**EXERCISE GOAL**. Extract, from the listing that follows, each line containing the word "Standardized".

**PROVIDED DATA**.
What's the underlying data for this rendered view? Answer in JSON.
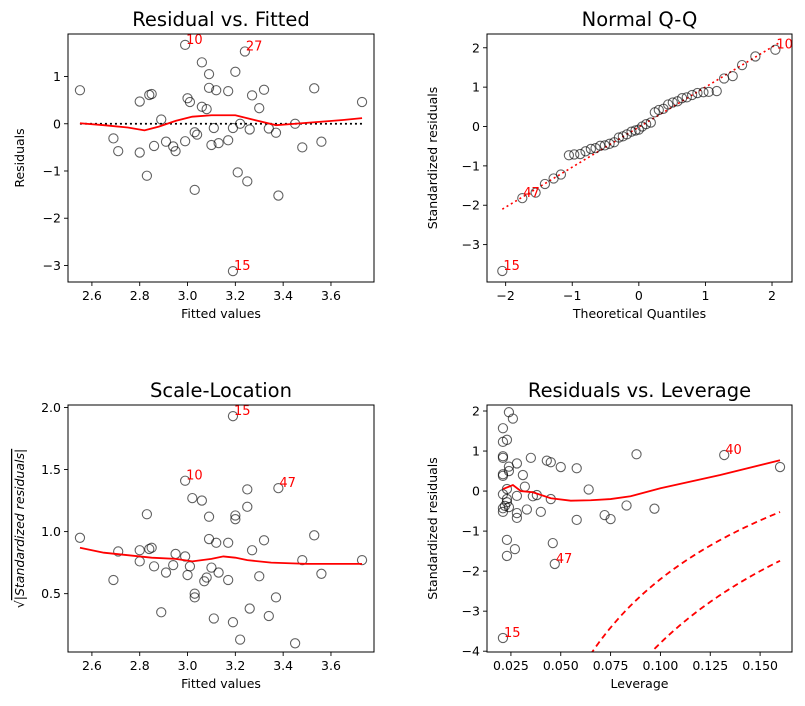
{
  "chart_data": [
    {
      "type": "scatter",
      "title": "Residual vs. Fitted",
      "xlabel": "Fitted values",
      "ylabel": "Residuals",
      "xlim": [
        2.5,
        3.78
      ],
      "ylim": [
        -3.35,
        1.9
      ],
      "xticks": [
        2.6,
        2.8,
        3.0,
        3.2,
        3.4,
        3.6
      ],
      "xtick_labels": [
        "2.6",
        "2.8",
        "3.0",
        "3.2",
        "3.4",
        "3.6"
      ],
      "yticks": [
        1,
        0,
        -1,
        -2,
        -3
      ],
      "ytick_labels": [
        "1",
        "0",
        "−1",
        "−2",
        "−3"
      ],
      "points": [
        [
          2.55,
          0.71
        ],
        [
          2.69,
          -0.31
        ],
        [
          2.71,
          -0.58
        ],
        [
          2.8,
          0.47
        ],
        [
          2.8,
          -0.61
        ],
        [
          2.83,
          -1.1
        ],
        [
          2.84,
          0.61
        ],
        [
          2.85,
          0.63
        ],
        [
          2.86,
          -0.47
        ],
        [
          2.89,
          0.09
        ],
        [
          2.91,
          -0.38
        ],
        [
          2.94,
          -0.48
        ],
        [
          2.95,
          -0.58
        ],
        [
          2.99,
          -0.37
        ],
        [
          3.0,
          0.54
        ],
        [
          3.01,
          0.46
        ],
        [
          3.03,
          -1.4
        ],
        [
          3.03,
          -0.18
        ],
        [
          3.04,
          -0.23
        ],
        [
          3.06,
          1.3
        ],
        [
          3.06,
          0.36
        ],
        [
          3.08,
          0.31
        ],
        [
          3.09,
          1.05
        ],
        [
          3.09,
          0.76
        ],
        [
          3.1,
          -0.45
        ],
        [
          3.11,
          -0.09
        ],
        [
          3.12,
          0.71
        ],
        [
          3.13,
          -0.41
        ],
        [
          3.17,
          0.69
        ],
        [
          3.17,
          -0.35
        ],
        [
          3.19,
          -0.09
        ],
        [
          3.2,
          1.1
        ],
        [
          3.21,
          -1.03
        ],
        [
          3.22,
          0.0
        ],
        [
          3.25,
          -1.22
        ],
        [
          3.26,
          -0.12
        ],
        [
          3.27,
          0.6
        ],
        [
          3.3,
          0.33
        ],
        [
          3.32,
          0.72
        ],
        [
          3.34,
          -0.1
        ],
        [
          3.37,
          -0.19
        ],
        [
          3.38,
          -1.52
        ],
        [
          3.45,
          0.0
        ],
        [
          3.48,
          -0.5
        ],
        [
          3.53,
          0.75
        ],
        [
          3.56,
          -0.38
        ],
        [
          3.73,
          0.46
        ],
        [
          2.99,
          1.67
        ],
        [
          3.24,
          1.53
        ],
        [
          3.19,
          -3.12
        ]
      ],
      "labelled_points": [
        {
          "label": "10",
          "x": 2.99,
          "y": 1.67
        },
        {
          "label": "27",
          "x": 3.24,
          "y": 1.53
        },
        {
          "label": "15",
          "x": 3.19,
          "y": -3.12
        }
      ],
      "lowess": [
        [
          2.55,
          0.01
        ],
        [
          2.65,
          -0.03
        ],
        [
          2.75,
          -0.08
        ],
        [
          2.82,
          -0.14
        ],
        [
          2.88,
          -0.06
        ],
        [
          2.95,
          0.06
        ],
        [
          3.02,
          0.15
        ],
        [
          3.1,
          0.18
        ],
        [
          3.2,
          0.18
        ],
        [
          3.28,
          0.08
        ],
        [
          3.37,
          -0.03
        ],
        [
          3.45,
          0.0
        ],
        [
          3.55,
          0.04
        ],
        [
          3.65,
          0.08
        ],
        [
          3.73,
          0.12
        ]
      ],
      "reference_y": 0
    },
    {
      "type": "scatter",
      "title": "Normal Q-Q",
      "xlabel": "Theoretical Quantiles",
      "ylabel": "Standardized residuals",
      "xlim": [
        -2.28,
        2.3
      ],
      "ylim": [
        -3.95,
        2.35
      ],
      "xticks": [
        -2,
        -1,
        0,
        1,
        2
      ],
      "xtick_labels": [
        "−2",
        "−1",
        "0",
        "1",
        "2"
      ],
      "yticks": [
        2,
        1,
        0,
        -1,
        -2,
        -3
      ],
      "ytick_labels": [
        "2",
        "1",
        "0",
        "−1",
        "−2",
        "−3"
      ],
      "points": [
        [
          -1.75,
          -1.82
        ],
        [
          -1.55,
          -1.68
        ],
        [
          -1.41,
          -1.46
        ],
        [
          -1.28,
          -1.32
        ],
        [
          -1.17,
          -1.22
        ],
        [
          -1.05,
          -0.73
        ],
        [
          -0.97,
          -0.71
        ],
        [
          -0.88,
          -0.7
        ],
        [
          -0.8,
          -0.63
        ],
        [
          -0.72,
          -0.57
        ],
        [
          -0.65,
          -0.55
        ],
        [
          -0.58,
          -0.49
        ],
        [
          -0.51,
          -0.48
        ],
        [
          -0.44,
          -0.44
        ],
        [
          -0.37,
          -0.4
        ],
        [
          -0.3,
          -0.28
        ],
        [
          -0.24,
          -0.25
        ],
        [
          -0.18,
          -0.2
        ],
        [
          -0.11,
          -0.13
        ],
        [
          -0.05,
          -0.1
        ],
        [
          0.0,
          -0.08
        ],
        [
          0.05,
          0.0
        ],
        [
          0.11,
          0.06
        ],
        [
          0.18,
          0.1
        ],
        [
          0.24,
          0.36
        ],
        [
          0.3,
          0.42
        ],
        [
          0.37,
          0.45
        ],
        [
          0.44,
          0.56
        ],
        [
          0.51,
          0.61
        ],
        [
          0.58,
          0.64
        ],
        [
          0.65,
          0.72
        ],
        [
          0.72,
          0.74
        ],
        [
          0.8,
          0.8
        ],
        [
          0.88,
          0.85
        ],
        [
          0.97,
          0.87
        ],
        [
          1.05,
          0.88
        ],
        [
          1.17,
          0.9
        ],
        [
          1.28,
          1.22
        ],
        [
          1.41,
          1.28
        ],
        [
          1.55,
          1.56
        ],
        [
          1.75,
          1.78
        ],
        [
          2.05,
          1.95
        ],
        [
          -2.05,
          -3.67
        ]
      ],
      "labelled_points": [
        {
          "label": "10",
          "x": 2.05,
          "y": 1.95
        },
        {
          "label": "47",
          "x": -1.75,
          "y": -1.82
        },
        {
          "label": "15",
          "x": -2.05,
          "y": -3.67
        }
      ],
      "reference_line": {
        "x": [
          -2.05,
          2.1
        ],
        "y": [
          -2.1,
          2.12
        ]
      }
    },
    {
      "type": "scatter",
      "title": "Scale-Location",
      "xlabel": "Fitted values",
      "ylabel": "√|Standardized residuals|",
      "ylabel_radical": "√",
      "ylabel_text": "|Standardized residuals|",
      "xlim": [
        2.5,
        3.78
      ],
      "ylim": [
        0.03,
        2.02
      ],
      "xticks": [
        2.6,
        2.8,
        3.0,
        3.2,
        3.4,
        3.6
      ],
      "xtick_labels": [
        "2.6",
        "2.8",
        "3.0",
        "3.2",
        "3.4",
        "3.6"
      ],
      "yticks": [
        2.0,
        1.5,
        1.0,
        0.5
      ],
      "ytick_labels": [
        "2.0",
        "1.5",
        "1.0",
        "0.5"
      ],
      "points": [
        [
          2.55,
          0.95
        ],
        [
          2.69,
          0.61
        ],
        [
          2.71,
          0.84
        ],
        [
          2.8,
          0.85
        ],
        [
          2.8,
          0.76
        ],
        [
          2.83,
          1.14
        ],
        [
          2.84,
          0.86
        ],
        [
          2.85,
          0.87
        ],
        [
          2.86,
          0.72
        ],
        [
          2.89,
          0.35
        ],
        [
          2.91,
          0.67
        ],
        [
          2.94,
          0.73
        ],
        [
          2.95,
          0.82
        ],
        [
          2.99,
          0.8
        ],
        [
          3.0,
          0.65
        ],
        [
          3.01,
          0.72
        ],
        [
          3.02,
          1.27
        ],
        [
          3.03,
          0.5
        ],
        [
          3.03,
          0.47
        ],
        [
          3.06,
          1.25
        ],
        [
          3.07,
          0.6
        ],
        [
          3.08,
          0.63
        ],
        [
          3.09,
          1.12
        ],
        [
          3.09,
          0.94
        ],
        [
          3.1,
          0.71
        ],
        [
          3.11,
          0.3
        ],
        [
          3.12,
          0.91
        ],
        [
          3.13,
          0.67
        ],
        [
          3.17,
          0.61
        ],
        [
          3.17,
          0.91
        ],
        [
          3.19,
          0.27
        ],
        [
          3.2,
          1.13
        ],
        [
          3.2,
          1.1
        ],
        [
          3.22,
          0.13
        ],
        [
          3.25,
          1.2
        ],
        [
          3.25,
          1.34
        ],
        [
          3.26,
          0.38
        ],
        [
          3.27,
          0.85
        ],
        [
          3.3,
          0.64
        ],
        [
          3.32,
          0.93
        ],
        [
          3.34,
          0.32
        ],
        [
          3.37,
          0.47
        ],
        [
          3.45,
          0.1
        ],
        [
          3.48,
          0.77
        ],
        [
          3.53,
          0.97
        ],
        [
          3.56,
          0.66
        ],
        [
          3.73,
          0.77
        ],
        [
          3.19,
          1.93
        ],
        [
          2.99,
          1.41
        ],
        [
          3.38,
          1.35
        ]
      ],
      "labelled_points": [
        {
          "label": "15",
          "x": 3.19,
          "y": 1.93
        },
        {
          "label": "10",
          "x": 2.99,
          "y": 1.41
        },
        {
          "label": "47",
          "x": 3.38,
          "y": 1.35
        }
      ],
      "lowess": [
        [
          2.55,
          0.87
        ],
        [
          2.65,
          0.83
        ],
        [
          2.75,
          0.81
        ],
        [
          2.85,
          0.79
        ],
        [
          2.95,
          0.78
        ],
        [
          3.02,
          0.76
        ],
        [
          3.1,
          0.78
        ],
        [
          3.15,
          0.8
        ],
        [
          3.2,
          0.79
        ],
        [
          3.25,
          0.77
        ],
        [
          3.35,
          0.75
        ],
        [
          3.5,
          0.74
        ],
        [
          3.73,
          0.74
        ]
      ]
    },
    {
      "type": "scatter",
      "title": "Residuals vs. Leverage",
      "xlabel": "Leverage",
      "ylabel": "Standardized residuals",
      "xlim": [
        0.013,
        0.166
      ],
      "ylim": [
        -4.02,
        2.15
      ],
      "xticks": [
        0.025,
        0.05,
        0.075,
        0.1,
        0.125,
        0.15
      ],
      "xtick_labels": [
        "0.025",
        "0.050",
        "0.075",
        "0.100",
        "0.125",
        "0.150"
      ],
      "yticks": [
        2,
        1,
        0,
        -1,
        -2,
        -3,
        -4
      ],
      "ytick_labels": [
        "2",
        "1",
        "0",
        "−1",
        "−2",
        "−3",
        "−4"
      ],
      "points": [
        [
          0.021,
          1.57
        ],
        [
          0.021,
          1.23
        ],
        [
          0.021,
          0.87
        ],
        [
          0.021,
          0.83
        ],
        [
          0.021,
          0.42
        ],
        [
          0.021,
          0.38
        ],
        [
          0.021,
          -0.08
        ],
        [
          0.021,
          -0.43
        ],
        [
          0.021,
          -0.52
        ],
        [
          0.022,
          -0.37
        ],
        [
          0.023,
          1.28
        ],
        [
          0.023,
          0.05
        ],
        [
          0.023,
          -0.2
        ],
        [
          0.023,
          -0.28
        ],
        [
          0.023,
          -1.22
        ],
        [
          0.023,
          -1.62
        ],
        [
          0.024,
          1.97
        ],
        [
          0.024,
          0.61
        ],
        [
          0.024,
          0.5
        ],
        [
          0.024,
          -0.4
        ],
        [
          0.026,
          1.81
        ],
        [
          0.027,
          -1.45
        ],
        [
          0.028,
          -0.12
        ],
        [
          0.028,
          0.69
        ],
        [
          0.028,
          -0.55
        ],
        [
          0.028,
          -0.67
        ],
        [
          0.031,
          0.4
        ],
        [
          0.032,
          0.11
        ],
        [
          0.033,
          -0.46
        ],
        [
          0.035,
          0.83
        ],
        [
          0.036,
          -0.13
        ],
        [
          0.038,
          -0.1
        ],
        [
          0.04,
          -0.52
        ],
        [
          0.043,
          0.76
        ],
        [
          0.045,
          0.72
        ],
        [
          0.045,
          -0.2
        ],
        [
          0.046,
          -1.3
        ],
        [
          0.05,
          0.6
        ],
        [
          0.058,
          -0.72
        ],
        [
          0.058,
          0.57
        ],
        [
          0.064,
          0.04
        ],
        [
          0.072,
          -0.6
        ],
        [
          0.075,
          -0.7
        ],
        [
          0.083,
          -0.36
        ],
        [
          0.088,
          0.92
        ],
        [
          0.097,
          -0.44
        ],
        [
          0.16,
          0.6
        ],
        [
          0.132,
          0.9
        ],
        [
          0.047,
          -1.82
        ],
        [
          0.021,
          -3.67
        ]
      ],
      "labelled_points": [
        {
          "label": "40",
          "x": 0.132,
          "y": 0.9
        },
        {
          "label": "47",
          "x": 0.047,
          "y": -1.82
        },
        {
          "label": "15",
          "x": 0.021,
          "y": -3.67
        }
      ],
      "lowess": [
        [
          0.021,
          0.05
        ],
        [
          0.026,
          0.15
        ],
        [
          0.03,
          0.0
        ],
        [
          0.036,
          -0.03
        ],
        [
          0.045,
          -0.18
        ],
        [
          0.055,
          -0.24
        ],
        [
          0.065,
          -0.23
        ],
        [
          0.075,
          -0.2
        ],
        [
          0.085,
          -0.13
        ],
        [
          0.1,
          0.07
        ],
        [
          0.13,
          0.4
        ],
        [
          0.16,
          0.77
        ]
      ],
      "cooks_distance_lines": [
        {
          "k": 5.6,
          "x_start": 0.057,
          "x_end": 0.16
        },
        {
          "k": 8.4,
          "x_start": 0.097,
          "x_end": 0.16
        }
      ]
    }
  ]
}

**EXERCISE OUTPUT**.
      "ylabel": "Standardized residuals",
      "ylabel": "√|Standardized residuals|",
      "ylabel_text": "|Standardized residuals|",
      "ylabel": "Standardized residuals",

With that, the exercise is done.